(Layout records)

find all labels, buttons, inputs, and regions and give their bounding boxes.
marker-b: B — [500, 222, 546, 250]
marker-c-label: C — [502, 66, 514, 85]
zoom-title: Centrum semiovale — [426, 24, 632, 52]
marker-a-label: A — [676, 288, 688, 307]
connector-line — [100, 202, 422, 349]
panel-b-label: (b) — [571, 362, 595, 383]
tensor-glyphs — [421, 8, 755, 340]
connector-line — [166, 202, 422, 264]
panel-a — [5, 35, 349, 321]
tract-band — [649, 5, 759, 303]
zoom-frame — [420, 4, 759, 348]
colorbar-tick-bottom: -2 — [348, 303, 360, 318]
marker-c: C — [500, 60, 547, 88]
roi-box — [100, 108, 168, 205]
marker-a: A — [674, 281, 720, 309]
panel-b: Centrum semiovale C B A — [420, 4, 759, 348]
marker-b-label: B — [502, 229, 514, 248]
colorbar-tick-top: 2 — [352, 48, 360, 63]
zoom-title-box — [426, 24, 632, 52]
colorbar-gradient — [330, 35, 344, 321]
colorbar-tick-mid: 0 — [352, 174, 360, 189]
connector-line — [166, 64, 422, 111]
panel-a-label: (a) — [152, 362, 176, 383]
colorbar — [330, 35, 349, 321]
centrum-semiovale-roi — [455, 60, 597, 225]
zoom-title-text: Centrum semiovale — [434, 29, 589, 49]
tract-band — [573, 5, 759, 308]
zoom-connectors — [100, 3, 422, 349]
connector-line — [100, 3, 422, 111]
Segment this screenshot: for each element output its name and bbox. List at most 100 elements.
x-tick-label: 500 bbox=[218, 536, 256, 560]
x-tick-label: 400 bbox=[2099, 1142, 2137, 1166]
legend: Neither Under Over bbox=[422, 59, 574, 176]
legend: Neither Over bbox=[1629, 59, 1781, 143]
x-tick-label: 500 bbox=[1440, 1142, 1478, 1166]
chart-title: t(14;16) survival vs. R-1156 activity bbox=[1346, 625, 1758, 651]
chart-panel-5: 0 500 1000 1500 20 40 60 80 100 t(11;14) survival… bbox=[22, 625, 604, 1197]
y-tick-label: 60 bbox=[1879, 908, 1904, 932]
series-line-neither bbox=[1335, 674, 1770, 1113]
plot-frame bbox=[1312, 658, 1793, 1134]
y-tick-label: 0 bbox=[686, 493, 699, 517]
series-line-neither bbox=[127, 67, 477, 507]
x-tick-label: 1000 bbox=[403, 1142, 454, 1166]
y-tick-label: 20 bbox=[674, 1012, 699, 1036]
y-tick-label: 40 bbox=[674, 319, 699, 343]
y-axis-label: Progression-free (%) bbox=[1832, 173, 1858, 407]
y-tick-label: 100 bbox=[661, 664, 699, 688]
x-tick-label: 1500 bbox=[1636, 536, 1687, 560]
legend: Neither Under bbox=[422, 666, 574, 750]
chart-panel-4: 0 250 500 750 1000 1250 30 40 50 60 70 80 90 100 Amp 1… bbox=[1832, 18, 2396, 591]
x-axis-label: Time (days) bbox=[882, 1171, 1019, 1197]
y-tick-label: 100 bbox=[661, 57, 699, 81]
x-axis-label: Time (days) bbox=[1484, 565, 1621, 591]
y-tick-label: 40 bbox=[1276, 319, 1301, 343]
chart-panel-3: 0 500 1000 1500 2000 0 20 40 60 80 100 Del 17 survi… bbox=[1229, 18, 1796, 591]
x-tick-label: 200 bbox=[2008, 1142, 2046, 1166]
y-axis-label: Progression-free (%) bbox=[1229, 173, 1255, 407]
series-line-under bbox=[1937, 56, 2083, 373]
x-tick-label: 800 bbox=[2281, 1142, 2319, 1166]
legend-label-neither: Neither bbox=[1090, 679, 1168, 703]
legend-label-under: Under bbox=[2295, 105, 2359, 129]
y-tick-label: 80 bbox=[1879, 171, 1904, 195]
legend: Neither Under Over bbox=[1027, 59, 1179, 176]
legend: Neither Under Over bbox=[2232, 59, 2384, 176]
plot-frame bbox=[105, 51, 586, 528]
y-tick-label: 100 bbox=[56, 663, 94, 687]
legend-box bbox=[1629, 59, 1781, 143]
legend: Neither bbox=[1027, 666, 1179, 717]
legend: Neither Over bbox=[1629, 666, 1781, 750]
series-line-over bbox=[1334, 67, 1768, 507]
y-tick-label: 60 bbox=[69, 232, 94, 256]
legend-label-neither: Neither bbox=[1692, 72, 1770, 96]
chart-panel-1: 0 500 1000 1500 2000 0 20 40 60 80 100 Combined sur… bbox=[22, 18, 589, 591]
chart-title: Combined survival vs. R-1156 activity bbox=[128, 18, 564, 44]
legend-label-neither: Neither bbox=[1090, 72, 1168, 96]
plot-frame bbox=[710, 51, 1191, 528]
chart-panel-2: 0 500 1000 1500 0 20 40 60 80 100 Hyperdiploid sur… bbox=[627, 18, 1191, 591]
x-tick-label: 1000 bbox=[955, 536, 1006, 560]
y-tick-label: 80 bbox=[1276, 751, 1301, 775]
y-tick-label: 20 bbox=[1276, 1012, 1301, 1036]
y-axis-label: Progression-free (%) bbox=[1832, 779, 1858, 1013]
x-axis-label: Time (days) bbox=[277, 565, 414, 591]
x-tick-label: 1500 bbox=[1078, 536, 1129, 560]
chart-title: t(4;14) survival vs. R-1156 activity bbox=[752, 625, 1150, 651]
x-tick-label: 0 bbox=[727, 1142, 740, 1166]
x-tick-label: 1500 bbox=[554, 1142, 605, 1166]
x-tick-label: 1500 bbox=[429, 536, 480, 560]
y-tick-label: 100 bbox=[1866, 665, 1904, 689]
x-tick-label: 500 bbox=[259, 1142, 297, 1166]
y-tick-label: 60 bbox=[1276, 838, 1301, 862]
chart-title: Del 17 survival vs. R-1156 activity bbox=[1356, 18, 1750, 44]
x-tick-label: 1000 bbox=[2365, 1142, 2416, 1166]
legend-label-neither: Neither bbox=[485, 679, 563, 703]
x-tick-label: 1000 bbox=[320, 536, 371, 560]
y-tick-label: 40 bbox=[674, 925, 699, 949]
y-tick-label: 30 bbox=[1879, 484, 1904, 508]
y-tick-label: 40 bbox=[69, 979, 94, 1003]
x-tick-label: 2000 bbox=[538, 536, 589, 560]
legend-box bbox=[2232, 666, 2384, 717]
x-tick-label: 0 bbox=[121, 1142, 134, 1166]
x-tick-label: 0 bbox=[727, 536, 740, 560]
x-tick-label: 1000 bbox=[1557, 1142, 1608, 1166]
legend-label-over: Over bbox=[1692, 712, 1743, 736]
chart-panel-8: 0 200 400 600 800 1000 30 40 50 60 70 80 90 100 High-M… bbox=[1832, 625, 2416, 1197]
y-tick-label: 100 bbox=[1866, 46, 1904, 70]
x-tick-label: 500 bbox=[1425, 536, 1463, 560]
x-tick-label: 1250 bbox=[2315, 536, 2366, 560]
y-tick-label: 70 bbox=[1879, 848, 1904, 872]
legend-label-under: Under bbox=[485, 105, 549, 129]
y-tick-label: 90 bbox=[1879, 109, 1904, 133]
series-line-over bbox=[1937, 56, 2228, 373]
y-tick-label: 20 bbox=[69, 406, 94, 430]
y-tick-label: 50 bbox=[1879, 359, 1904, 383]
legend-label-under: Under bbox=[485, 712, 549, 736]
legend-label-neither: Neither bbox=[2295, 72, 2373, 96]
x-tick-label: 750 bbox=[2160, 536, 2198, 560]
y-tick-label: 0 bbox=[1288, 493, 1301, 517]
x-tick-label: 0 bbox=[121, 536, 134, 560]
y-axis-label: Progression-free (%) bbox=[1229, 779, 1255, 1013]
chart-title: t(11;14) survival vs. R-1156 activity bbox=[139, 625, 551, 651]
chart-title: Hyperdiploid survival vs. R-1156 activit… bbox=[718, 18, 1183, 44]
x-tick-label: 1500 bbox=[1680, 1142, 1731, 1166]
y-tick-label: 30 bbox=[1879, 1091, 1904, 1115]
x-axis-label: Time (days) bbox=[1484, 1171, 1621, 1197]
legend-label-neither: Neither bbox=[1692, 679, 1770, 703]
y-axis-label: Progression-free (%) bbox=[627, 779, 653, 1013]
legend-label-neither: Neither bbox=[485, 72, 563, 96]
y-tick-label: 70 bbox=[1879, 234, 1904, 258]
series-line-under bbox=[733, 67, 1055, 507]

== What you have to do ==
Reproduce the data above without any change, beginning with its first line and continuing through the line containing "centrum-semiovale-roi — [455, 60, 597, 225]", with both of those lines included.

== The result ==
find all labels, buttons, inputs, and regions and give their bounding boxes.
marker-b: B — [500, 222, 546, 250]
marker-c-label: C — [502, 66, 514, 85]
zoom-title: Centrum semiovale — [426, 24, 632, 52]
marker-a-label: A — [676, 288, 688, 307]
connector-line — [100, 202, 422, 349]
panel-b-label: (b) — [571, 362, 595, 383]
tensor-glyphs — [421, 8, 755, 340]
connector-line — [166, 202, 422, 264]
panel-a — [5, 35, 349, 321]
tract-band — [649, 5, 759, 303]
zoom-frame — [420, 4, 759, 348]
colorbar-tick-bottom: -2 — [348, 303, 360, 318]
marker-c: C — [500, 60, 547, 88]
roi-box — [100, 108, 168, 205]
marker-a: A — [674, 281, 720, 309]
panel-b: Centrum semiovale C B A — [420, 4, 759, 348]
marker-b-label: B — [502, 229, 514, 248]
colorbar-tick-top: 2 — [352, 48, 360, 63]
zoom-title-box — [426, 24, 632, 52]
colorbar-gradient — [330, 35, 344, 321]
colorbar-tick-mid: 0 — [352, 174, 360, 189]
connector-line — [166, 64, 422, 111]
panel-a-label: (a) — [152, 362, 176, 383]
colorbar — [330, 35, 349, 321]
centrum-semiovale-roi — [455, 60, 597, 225]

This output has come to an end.